(Dataset records)
[start]

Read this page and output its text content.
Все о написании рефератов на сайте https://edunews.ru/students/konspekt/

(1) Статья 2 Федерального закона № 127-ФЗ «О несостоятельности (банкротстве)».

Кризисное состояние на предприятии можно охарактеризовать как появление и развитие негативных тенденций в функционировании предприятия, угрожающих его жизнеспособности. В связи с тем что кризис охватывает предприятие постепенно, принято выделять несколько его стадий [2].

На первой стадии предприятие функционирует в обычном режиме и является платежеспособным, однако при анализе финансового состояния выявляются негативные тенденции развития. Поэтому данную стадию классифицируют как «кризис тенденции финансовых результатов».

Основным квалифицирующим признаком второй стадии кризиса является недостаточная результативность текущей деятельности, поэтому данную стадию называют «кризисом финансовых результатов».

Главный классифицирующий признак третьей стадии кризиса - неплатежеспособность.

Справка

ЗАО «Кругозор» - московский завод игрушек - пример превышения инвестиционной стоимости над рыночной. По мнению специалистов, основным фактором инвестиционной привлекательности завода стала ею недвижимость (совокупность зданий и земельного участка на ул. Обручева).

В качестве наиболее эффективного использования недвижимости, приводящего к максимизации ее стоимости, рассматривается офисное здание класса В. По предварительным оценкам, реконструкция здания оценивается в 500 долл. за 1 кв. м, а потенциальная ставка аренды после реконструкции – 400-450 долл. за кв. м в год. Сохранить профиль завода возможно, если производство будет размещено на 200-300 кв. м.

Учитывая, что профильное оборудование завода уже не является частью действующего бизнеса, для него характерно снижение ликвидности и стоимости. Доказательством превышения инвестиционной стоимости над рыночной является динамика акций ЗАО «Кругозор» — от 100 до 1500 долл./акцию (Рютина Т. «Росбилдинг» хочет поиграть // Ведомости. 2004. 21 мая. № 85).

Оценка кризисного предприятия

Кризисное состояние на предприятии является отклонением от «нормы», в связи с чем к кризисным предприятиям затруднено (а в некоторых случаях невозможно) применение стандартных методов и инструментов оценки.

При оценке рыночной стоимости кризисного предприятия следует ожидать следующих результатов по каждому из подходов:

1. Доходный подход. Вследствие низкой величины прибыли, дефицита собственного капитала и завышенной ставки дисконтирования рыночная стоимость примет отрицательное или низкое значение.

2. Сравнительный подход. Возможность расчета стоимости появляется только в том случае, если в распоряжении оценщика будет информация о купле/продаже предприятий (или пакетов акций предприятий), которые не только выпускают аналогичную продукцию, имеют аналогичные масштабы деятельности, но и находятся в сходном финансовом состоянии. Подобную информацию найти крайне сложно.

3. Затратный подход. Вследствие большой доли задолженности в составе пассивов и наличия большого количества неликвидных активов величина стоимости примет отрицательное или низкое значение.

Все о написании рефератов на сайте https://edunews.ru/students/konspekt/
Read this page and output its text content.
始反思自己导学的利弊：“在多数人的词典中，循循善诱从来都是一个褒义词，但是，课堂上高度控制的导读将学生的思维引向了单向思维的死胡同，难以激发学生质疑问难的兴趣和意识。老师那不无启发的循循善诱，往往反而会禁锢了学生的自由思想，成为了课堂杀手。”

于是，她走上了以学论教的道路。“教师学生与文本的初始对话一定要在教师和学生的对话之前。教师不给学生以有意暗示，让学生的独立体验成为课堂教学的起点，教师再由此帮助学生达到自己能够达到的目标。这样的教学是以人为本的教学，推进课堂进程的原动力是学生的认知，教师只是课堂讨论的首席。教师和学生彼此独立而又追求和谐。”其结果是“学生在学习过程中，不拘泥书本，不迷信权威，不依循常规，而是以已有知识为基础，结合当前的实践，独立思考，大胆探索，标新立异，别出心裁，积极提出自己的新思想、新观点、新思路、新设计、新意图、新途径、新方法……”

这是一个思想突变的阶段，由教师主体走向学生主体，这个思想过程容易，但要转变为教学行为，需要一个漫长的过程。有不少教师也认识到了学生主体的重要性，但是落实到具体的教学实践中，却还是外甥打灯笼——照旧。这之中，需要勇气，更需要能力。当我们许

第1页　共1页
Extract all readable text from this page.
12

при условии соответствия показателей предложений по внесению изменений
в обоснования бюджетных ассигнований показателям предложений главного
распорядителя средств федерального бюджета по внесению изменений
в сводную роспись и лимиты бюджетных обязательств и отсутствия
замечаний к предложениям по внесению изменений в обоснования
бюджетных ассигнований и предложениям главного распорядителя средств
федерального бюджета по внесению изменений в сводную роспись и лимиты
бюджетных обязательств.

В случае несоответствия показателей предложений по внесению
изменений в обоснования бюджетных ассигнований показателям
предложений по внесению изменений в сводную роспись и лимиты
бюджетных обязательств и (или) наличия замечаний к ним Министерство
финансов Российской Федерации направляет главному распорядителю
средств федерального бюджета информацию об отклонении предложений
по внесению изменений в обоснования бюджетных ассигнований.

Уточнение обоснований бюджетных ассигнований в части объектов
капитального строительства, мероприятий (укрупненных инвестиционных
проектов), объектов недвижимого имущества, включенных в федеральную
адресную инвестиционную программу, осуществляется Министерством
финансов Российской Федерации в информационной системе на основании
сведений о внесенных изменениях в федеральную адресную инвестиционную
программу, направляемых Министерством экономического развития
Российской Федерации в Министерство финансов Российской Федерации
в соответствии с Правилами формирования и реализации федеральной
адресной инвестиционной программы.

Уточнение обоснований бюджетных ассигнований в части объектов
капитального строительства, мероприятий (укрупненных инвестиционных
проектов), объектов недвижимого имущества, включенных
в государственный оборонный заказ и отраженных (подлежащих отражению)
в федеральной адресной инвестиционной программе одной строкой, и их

[end]

From the records above, extract every line exactly as it stands.

Read this page and output its text content.
Все о написании рефератов на сайте https://edunews.ru/students/konspekt/

(1) Статья 2 Федерального закона № 127-ФЗ «О несостоятельности (банкротстве)».

Кризисное состояние на предприятии можно охарактеризовать как появление и развитие негативных тенденций в функционировании предприятия, угрожающих его жизнеспособности. В связи с тем что кризис охватывает предприятие постепенно, принято выделять несколько его стадий [2].

На первой стадии предприятие функционирует в обычном режиме и является платежеспособным, однако при анализе финансового состояния выявляются негативные тенденции развития. Поэтому данную стадию классифицируют как «кризис тенденции финансовых результатов».

Основным квалифицирующим признаком второй стадии кризиса является недостаточная результативность текущей деятельности, поэтому данную стадию называют «кризисом финансовых результатов».

Главный классифицирующий признак третьей стадии кризиса - неплатежеспособность.

Справка

ЗАО «Кругозор» - московский завод игрушек - пример превышения инвестиционной стоимости над рыночной. По мнению специалистов, основным фактором инвестиционной привлекательности завода стала ею недвижимость (совокупность зданий и земельного участка на ул. Обручева).

В качестве наиболее эффективного использования недвижимости, приводящего к максимизации ее стоимости, рассматривается офисное здание класса В. По предварительным оценкам, реконструкция здания оценивается в 500 долл. за 1 кв. м, а потенциальная ставка аренды после реконструкции – 400-450 долл. за кв. м в год. Сохранить профиль завода возможно, если производство будет размещено на 200-300 кв. м.

Учитывая, что профильное оборудование завода уже не является частью действующего бизнеса, для него характерно снижение ликвидности и стоимости. Доказательством превышения инвестиционной стоимости над рыночной является динамика акций ЗАО «Кругозор» — от 100 до 1500 долл./акцию (Рютина Т. «Росбилдинг» хочет поиграть // Ведомости. 2004. 21 мая. № 85).

Оценка кризисного предприятия

Кризисное состояние на предприятии является отклонением от «нормы», в связи с чем к кризисным предприятиям затруднено (а в некоторых случаях невозможно) применение стандартных методов и инструментов оценки.

При оценке рыночной стоимости кризисного предприятия следует ожидать следующих результатов по каждому из подходов:

1. Доходный подход. Вследствие низкой величины прибыли, дефицита собственного капитала и завышенной ставки дисконтирования рыночная стоимость примет отрицательное или низкое значение.

2. Сравнительный подход. Возможность расчета стоимости появляется только в том случае, если в распоряжении оценщика будет информация о купле/продаже предприятий (или пакетов акций предприятий), которые не только выпускают аналогичную продукцию, имеют аналогичные масштабы деятельности, но и находятся в сходном финансовом состоянии. Подобную информацию найти крайне сложно.

3. Затратный подход. Вследствие большой доли задолженности в составе пассивов и наличия большого количества неликвидных активов величина стоимости примет отрицательное или низкое значение.

Все о написании рефератов на сайте https://edunews.ru/students/konspekt/
Read this page and output its text content.
始反思自己导学的利弊：“在多数人的词典中，循循善诱从来都是一个褒义词，但是，课堂上高度控制的导读将学生的思维引向了单向思维的死胡同，难以激发学生质疑问难的兴趣和意识。老师那不无启发的循循善诱，往往反而会禁锢了学生的自由思想，成为了课堂杀手。”

于是，她走上了以学论教的道路。“教师学生与文本的初始对话一定要在教师和学生的对话之前。教师不给学生以有意暗示，让学生的独立体验成为课堂教学的起点，教师再由此帮助学生达到自己能够达到的目标。这样的教学是以人为本的教学，推进课堂进程的原动力是学生的认知，教师只是课堂讨论的首席。教师和学生彼此独立而又追求和谐。”其结果是“学生在学习过程中，不拘泥书本，不迷信权威，不依循常规，而是以已有知识为基础，结合当前的实践，独立思考，大胆探索，标新立异，别出心裁，积极提出自己的新思想、新观点、新思路、新设计、新意图、新途径、新方法……”

这是一个思想突变的阶段，由教师主体走向学生主体，这个思想过程容易，但要转变为教学行为，需要一个漫长的过程。有不少教师也认识到了学生主体的重要性，但是落实到具体的教学实践中，却还是外甥打灯笼——照旧。这之中，需要勇气，更需要能力。当我们许

第1页　共1页
Extract all readable text from this page.
12

при условии соответствия показателей предложений по внесению изменений
в обоснования бюджетных ассигнований показателям предложений главного
распорядителя средств федерального бюджета по внесению изменений
в сводную роспись и лимиты бюджетных обязательств и отсутствия
замечаний к предложениям по внесению изменений в обоснования
бюджетных ассигнований и предложениям главного распорядителя средств
федерального бюджета по внесению изменений в сводную роспись и лимиты
бюджетных обязательств.

В случае несоответствия показателей предложений по внесению
изменений в обоснования бюджетных ассигнований показателям
предложений по внесению изменений в сводную роспись и лимиты
бюджетных обязательств и (или) наличия замечаний к ним Министерство
финансов Российской Федерации направляет главному распорядителю
средств федерального бюджета информацию об отклонении предложений
по внесению изменений в обоснования бюджетных ассигнований.

Уточнение обоснований бюджетных ассигнований в части объектов
капитального строительства, мероприятий (укрупненных инвестиционных
проектов), объектов недвижимого имущества, включенных в федеральную
адресную инвестиционную программу, осуществляется Министерством
финансов Российской Федерации в информационной системе на основании
сведений о внесенных изменениях в федеральную адресную инвестиционную
программу, направляемых Министерством экономического развития
Российской Федерации в Министерство финансов Российской Федерации
в соответствии с Правилами формирования и реализации федеральной
адресной инвестиционной программы.

Уточнение обоснований бюджетных ассигнований в части объектов
капитального строительства, мероприятий (укрупненных инвестиционных
проектов), объектов недвижимого имущества, включенных
в государственный оборонный заказ и отраженных (подлежащих отражению)
в федеральной адресной инвестиционной программе одной строкой, и их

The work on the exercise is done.